● **Problem to solve**
Word for word, quote the lines from the one containing "Read all visible content and emit it as JSON." to the end of the entries below, including both. Leave pictures out.
* START Input for this task *
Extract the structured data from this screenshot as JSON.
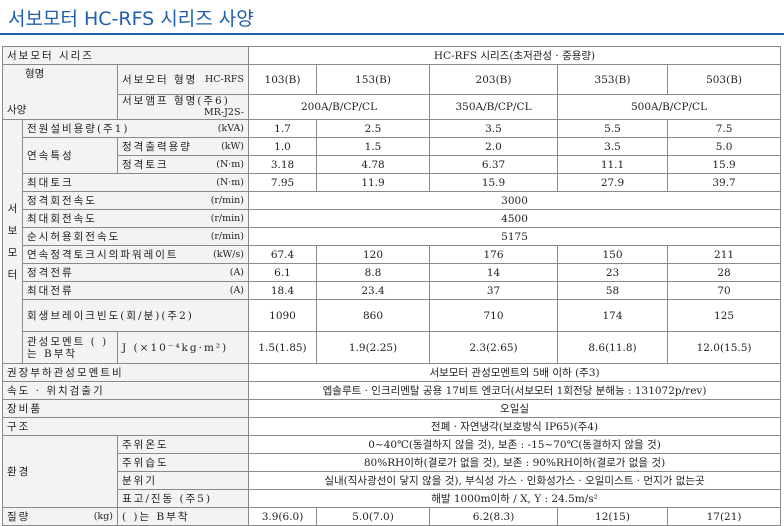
{
  "title": "서보모터 HC-RFS 시리즈 사양",
  "header": {
    "series_label": "서보모터 시리즈",
    "series_value": "HC-RFS 시리즈(초저관성 · 중용량)",
    "corner_top": "형명",
    "corner_bottom": "사양",
    "motor_model_label": "서보모터 형명",
    "motor_model_prefix": "HC-RFS",
    "models": [
      "103(B)",
      "153(B)",
      "203(B)",
      "353(B)",
      "503(B)"
    ],
    "amp_label": "서보앰프 형명(주6)",
    "amp_prefix": "MR-J2S-",
    "amps": [
      "200A/B/CP/CL",
      "350A/B/CP/CL",
      "500A/B/CP/CL"
    ]
  },
  "side_label": "서보모터",
  "rows": [
    {
      "label": "전원설비용량(주1)",
      "unit": "(kVA)",
      "values": [
        "1.7",
        "2.5",
        "3.5",
        "5.5",
        "7.5"
      ]
    },
    {
      "group": "연속특성",
      "label": "정격출력용량",
      "unit": "(kW)",
      "values": [
        "1.0",
        "1.5",
        "2.0",
        "3.5",
        "5.0"
      ]
    },
    {
      "label": "정격토크",
      "unit": "(N·m)",
      "values": [
        "3.18",
        "4.78",
        "6.37",
        "11.1",
        "15.9"
      ]
    },
    {
      "label": "최대토크",
      "unit": "(N·m)",
      "values": [
        "7.95",
        "11.9",
        "15.9",
        "27.9",
        "39.7"
      ]
    },
    {
      "label": "정격회전속도",
      "unit": "(r/min)",
      "value": "3000"
    },
    {
      "label": "최대회전속도",
      "unit": "(r/min)",
      "value": "4500"
    },
    {
      "label": "순시허용회전속도",
      "unit": "(r/min)",
      "value": "5175"
    },
    {
      "label": "연속정격토크시의파워레이트",
      "unit": "(kW/s)",
      "values": [
        "67.4",
        "120",
        "176",
        "150",
        "211"
      ]
    },
    {
      "label": "정격전류",
      "unit": "(A)",
      "values": [
        "6.1",
        "8.8",
        "14",
        "23",
        "28"
      ]
    },
    {
      "label": "최대전류",
      "unit": "(A)",
      "values": [
        "18.4",
        "23.4",
        "37",
        "58",
        "70"
      ]
    },
    {
      "label": "회생브레이크빈도(회/분)(주2)",
      "values": [
        "1090",
        "860",
        "710",
        "174",
        "125"
      ]
    },
    {
      "label": "관성모멘트 ( )는 B부착",
      "sublabel": "J (×10⁻⁴kg·m²)",
      "values": [
        "1.5(1.85)",
        "1.9(2.25)",
        "2.3(2.65)",
        "8.6(11.8)",
        "12.0(15.5)"
      ]
    }
  ],
  "specs": [
    {
      "label": "권장부하관성모멘트비",
      "text": "서보모터 관성모멘트의 5배 이하 (주3)"
    },
    {
      "label": "속도 · 위치검출기",
      "text": "엡솔루트 · 인크리멘탈 공용 17비트 엔코더(서보모터 1회전당 분해능 : 131072p/rev)"
    },
    {
      "label": "장비품",
      "text": "오일실"
    },
    {
      "label": "구조",
      "text": "전폐 · 자연냉각(보호방식 IP65)(주4)"
    }
  ],
  "environment": {
    "label": "환경",
    "items": [
      {
        "label": "주위온도",
        "text": "0~40℃(동결하지 않을 것), 보존 : -15~70℃(동결하지 않을 것)"
      },
      {
        "label": "주위습도",
        "text": "80%RH이하(결로가 없을 것), 보존 : 90%RH이하(결로가 없을 것)"
      },
      {
        "label": "분위기",
        "text": "실내(직사광선이 닿지 않을 것), 부식성 가스 · 인화성가스 · 오일미스트 · 먼지가 없는곳"
      },
      {
        "label": "표고/진동 (주5)",
        "text": "해발 1000m이하 / X, Y : 24.5m/s²"
      }
    ]
  },
  "mass": {
    "label": "질량",
    "unit": "(kg)",
    "note": "( )는 B부착",
    "values": [
      "3.9(6.0)",
      "5.0(7.0)",
      "6.2(8.3)",
      "12(15)",
      "17(21)"
    ]
  }
}
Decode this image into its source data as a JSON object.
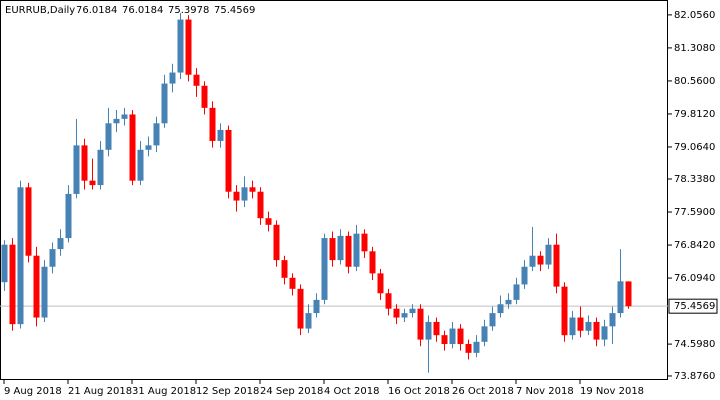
{
  "chart_data": {
    "type": "candlestick",
    "title": "EURRUB,Daily",
    "categories": [
      "9 Aug 2018",
      null,
      null,
      null,
      null,
      null,
      null,
      null,
      "21 Aug 2018",
      null,
      null,
      null,
      null,
      null,
      null,
      null,
      "31 Aug 2018",
      null,
      null,
      null,
      null,
      null,
      null,
      null,
      "12 Sep 2018",
      null,
      null,
      null,
      null,
      null,
      null,
      null,
      "24 Sep 2018",
      null,
      null,
      null,
      null,
      null,
      null,
      null,
      "4 Oct 2018",
      null,
      null,
      null,
      null,
      null,
      null,
      null,
      "16 Oct 2018",
      null,
      null,
      null,
      null,
      null,
      null,
      null,
      "26 Oct 2018",
      null,
      null,
      null,
      null,
      null,
      null,
      null,
      "7 Nov 2018",
      null,
      null,
      null,
      null,
      null,
      null,
      null,
      "19 Nov 2018",
      null,
      null,
      null,
      null,
      null,
      null
    ],
    "open": [
      76.0,
      76.85,
      75.05,
      78.15,
      76.6,
      75.2,
      76.35,
      76.75,
      77.0,
      78.0,
      79.1,
      78.3,
      78.2,
      79.0,
      79.6,
      79.7,
      79.8,
      78.3,
      79.0,
      79.1,
      79.6,
      80.5,
      80.75,
      81.95,
      80.7,
      80.45,
      79.95,
      79.2,
      79.45,
      78.05,
      77.85,
      78.15,
      78.05,
      77.45,
      77.3,
      76.5,
      76.1,
      75.85,
      74.95,
      75.3,
      75.6,
      77.0,
      76.5,
      77.05,
      76.35,
      77.1,
      76.7,
      76.2,
      75.75,
      75.4,
      75.2,
      75.3,
      75.4,
      74.7,
      75.1,
      74.8,
      74.6,
      74.95,
      74.6,
      74.4,
      74.65,
      75.0,
      75.3,
      75.5,
      75.6,
      75.95,
      76.35,
      76.6,
      76.4,
      76.85,
      75.9,
      74.8,
      75.2,
      74.9,
      75.1,
      74.7,
      75.0,
      75.3,
      76.0184
    ],
    "high": [
      76.95,
      77.0,
      78.3,
      78.25,
      76.8,
      76.5,
      76.9,
      77.2,
      78.2,
      79.7,
      79.25,
      78.8,
      79.2,
      79.95,
      79.9,
      79.95,
      79.9,
      79.2,
      79.3,
      79.75,
      80.7,
      80.95,
      82.1,
      82.05,
      80.85,
      80.55,
      80.1,
      79.6,
      79.55,
      78.2,
      78.4,
      78.3,
      78.15,
      77.6,
      77.4,
      76.6,
      76.2,
      75.95,
      75.5,
      75.75,
      77.1,
      77.15,
      77.2,
      77.15,
      77.3,
      77.2,
      76.8,
      76.3,
      75.85,
      75.5,
      75.4,
      75.5,
      75.5,
      75.25,
      75.2,
      74.9,
      75.1,
      75.05,
      74.7,
      74.8,
      75.15,
      75.45,
      75.7,
      75.75,
      76.1,
      76.5,
      77.25,
      76.7,
      77.0,
      77.1,
      76.0,
      75.35,
      75.45,
      75.25,
      75.2,
      75.15,
      75.45,
      76.75,
      76.0184
    ],
    "low": [
      75.8,
      74.9,
      74.95,
      76.45,
      75.0,
      75.1,
      76.2,
      76.6,
      76.9,
      77.9,
      78.1,
      78.1,
      78.1,
      78.85,
      79.4,
      79.55,
      78.2,
      78.2,
      78.85,
      78.95,
      79.5,
      80.3,
      80.6,
      80.55,
      80.2,
      79.8,
      79.05,
      79.05,
      77.9,
      77.6,
      77.7,
      77.9,
      77.3,
      77.15,
      76.35,
      75.95,
      75.7,
      74.8,
      74.85,
      75.2,
      75.5,
      76.35,
      76.4,
      76.2,
      76.25,
      76.55,
      76.05,
      75.6,
      75.25,
      75.05,
      75.1,
      75.2,
      74.55,
      73.95,
      74.65,
      74.45,
      74.5,
      74.45,
      74.25,
      74.3,
      74.55,
      74.9,
      75.2,
      75.4,
      75.5,
      75.85,
      76.25,
      76.25,
      76.3,
      75.75,
      74.65,
      74.7,
      74.75,
      74.8,
      74.55,
      74.55,
      74.6,
      75.2,
      75.3978
    ],
    "close": [
      76.85,
      75.05,
      78.15,
      76.6,
      75.2,
      76.35,
      76.75,
      77.0,
      78.0,
      79.1,
      78.3,
      78.2,
      79.0,
      79.6,
      79.7,
      79.8,
      78.3,
      79.0,
      79.1,
      79.6,
      80.5,
      80.75,
      81.95,
      80.7,
      80.45,
      79.95,
      79.2,
      79.45,
      78.05,
      77.85,
      78.15,
      78.05,
      77.45,
      77.3,
      76.5,
      76.1,
      75.85,
      74.95,
      75.3,
      75.6,
      77.0,
      76.5,
      77.05,
      76.35,
      77.1,
      76.7,
      76.2,
      75.75,
      75.4,
      75.2,
      75.3,
      75.4,
      74.7,
      75.1,
      74.8,
      74.6,
      74.95,
      74.6,
      74.4,
      74.65,
      75.0,
      75.3,
      75.5,
      75.6,
      75.95,
      76.35,
      76.6,
      76.4,
      76.85,
      75.9,
      74.8,
      75.2,
      74.9,
      75.1,
      74.7,
      75.0,
      75.3,
      76.02,
      75.4569
    ],
    "up_color": "#4682b4",
    "down_color": "#ff0000",
    "ylim": [
      73.83,
      82.28
    ],
    "yticks": [
      {
        "value": 82.056,
        "label": "82.0560"
      },
      {
        "value": 81.308,
        "label": "81.3080"
      },
      {
        "value": 80.56,
        "label": "80.5600"
      },
      {
        "value": 79.812,
        "label": "79.8120"
      },
      {
        "value": 79.064,
        "label": "79.0640"
      },
      {
        "value": 78.338,
        "label": "78.3380"
      },
      {
        "value": 77.59,
        "label": "77.5900"
      },
      {
        "value": 76.842,
        "label": "76.8420"
      },
      {
        "value": 76.094,
        "label": "76.0940"
      },
      {
        "value": 74.598,
        "label": "74.5980"
      },
      {
        "value": 73.876,
        "label": "73.8760"
      }
    ],
    "last_price_line": true
  }
}
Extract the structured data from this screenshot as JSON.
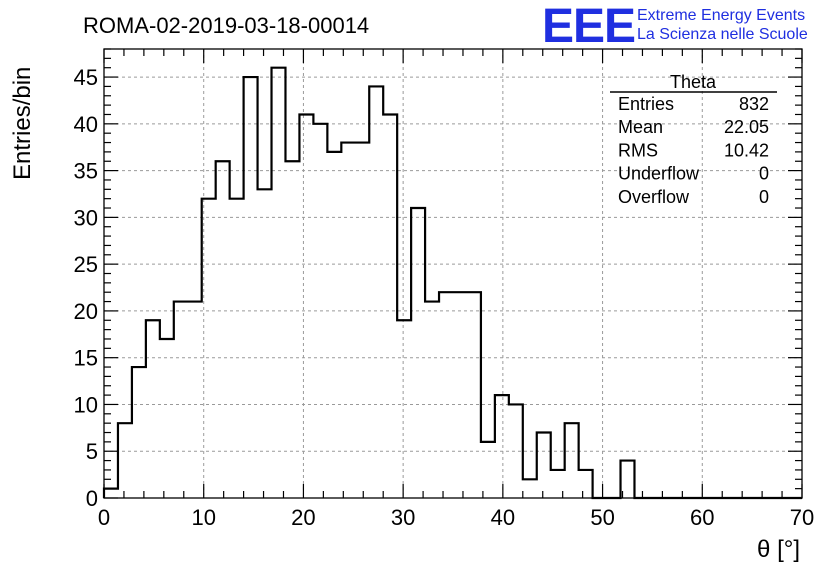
{
  "title": "ROMA-02-2019-03-18-00014",
  "logo": {
    "mark": "EEE",
    "line1": "Extreme Energy Events",
    "line2": "La Scienza nelle Scuole"
  },
  "stats": {
    "name": "Theta",
    "rows": [
      {
        "label": "Entries",
        "value": "832"
      },
      {
        "label": "Mean",
        "value": "22.05"
      },
      {
        "label": "RMS",
        "value": "10.42"
      },
      {
        "label": "Underflow",
        "value": "0"
      },
      {
        "label": "Overflow",
        "value": "0"
      }
    ]
  },
  "chart_data": {
    "type": "bar",
    "histogram": true,
    "xlabel": "θ [°]",
    "ylabel": "Entries/bin",
    "xlim": [
      0,
      70
    ],
    "ylim": [
      0,
      48
    ],
    "grid": true,
    "bin_width": 1.4,
    "xticks": [
      0,
      10,
      20,
      30,
      40,
      50,
      60,
      70
    ],
    "yticks": [
      0,
      5,
      10,
      15,
      20,
      25,
      30,
      35,
      40,
      45
    ],
    "bin_edges_start": 0,
    "values": [
      1,
      8,
      14,
      19,
      17,
      21,
      21,
      32,
      36,
      32,
      45,
      33,
      46,
      36,
      41,
      40,
      37,
      38,
      38,
      44,
      41,
      19,
      31,
      21,
      22,
      22,
      22,
      6,
      11,
      10,
      2,
      7,
      3,
      8,
      3,
      0,
      0,
      4,
      0,
      0,
      0,
      0,
      0,
      0,
      0,
      0,
      0,
      0,
      0,
      0
    ]
  }
}
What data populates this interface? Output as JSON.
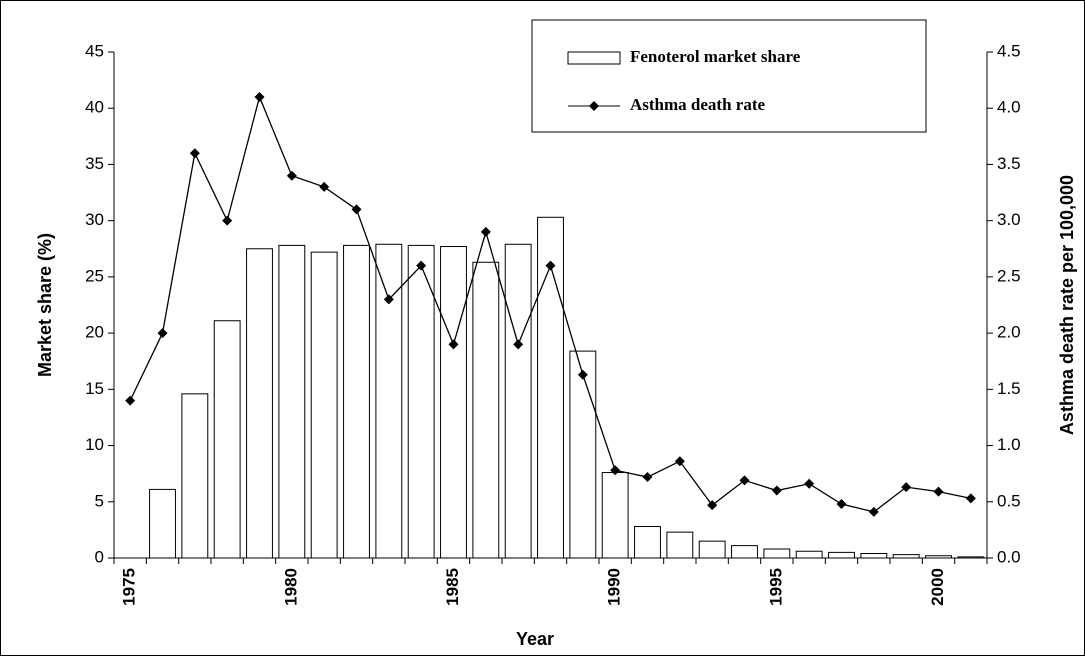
{
  "chart_data": {
    "type": "bar_line",
    "x_label": "Year",
    "y_label": "Market share (%)",
    "y2_label": "Asthma death rate per 100,000",
    "categories": [
      "1975",
      null,
      null,
      null,
      null,
      "1980",
      null,
      null,
      null,
      null,
      "1985",
      null,
      null,
      null,
      null,
      "1990",
      null,
      null,
      null,
      null,
      "1995",
      null,
      null,
      null,
      null,
      "2000",
      null
    ],
    "series": [
      {
        "name": "Fenoterol market share",
        "type": "bar",
        "color": "#ffffff",
        "edge_color": "#000000",
        "values": [
          null,
          6.1,
          14.6,
          21.1,
          27.5,
          27.8,
          27.2,
          27.8,
          27.9,
          27.8,
          27.7,
          26.3,
          27.9,
          30.3,
          18.4,
          7.6,
          2.8,
          2.3,
          1.5,
          1.1,
          0.8,
          0.6,
          0.5,
          0.4,
          0.3,
          0.2,
          0.1
        ]
      },
      {
        "name": "Asthma death rate",
        "type": "line",
        "axis": "y2",
        "color": "#000000",
        "marker": "diamond",
        "values": [
          1.4,
          2.0,
          3.6,
          3.0,
          4.1,
          3.4,
          3.3,
          3.1,
          2.3,
          2.6,
          1.9,
          2.9,
          1.9,
          2.6,
          1.63,
          0.78,
          0.72,
          0.86,
          0.47,
          0.69,
          0.6,
          0.66,
          0.48,
          0.41,
          0.63,
          0.59,
          0.53
        ]
      }
    ],
    "ylim": [
      0,
      45
    ],
    "yticks": [
      0,
      5,
      10,
      15,
      20,
      25,
      30,
      35,
      40,
      45
    ],
    "y2lim": [
      0,
      4.5
    ],
    "y2ticks": [
      {
        "value": 0,
        "label": "0.0"
      },
      0.5,
      {
        "value": 1,
        "label": "1.0"
      },
      1.5,
      {
        "value": 2,
        "label": "2.0"
      },
      2.5,
      {
        "value": 3,
        "label": "3.0"
      },
      3.5,
      {
        "value": 4,
        "label": "4.0"
      },
      4.5
    ],
    "legend": "top-right",
    "grid": false
  }
}
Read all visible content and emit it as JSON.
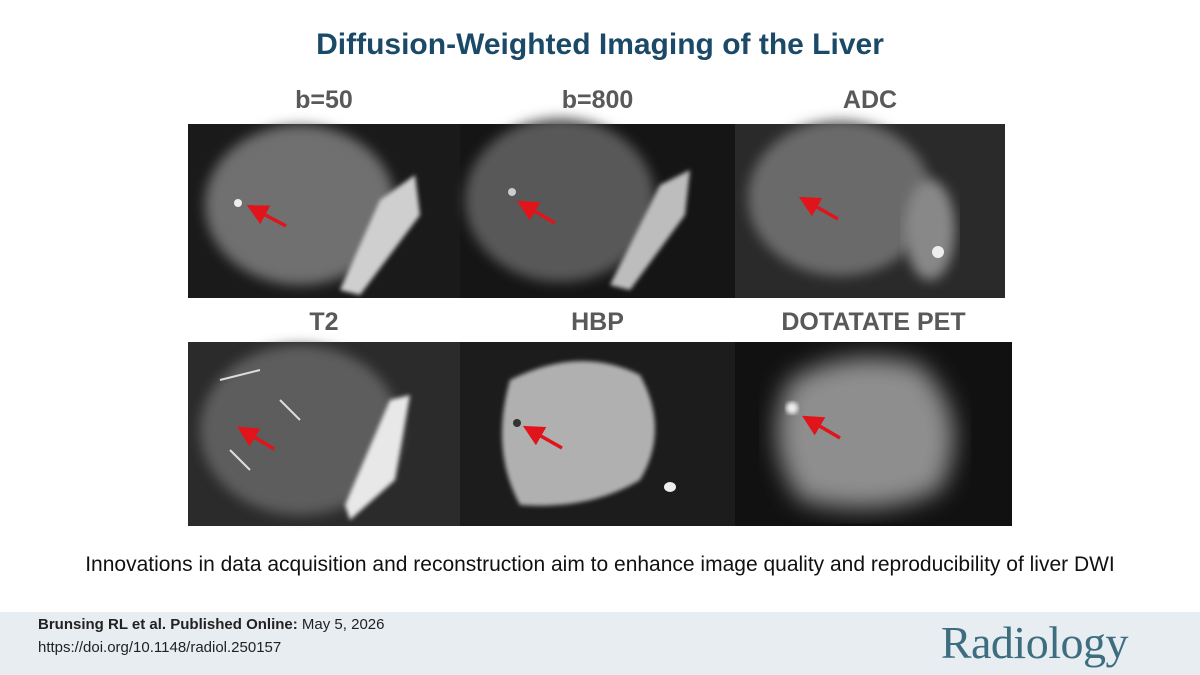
{
  "title": "Diffusion-Weighted Imaging of the Liver",
  "panels": [
    "b=50",
    "b=800",
    "ADC",
    "T2",
    "HBP",
    "DOTATATE PET"
  ],
  "caption": "Innovations in data acquisition and reconstruction aim to enhance image quality and reproducibility of liver DWI",
  "footer": {
    "citation_label": "Brunsing RL et al. Published Online:",
    "date": "May 5, 2026",
    "doi": "https://doi.org/10.1148/radiol.250157",
    "journal": "Radiology"
  }
}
* END Input for this task *
● **Completed task**
Read all visible content and emit it as JSON.
{
  "title": "Diffusion-Weighted Imaging of the Liver",
  "panels": [
    "b=50",
    "b=800",
    "ADC",
    "T2",
    "HBP",
    "DOTATATE PET"
  ],
  "caption": "Innovations in data acquisition and reconstruction aim to enhance image quality and reproducibility of liver DWI",
  "footer": {
    "citation_label": "Brunsing RL et al. Published Online:",
    "date": "May 5, 2026",
    "doi": "https://doi.org/10.1148/radiol.250157",
    "journal": "Radiology"
  }
}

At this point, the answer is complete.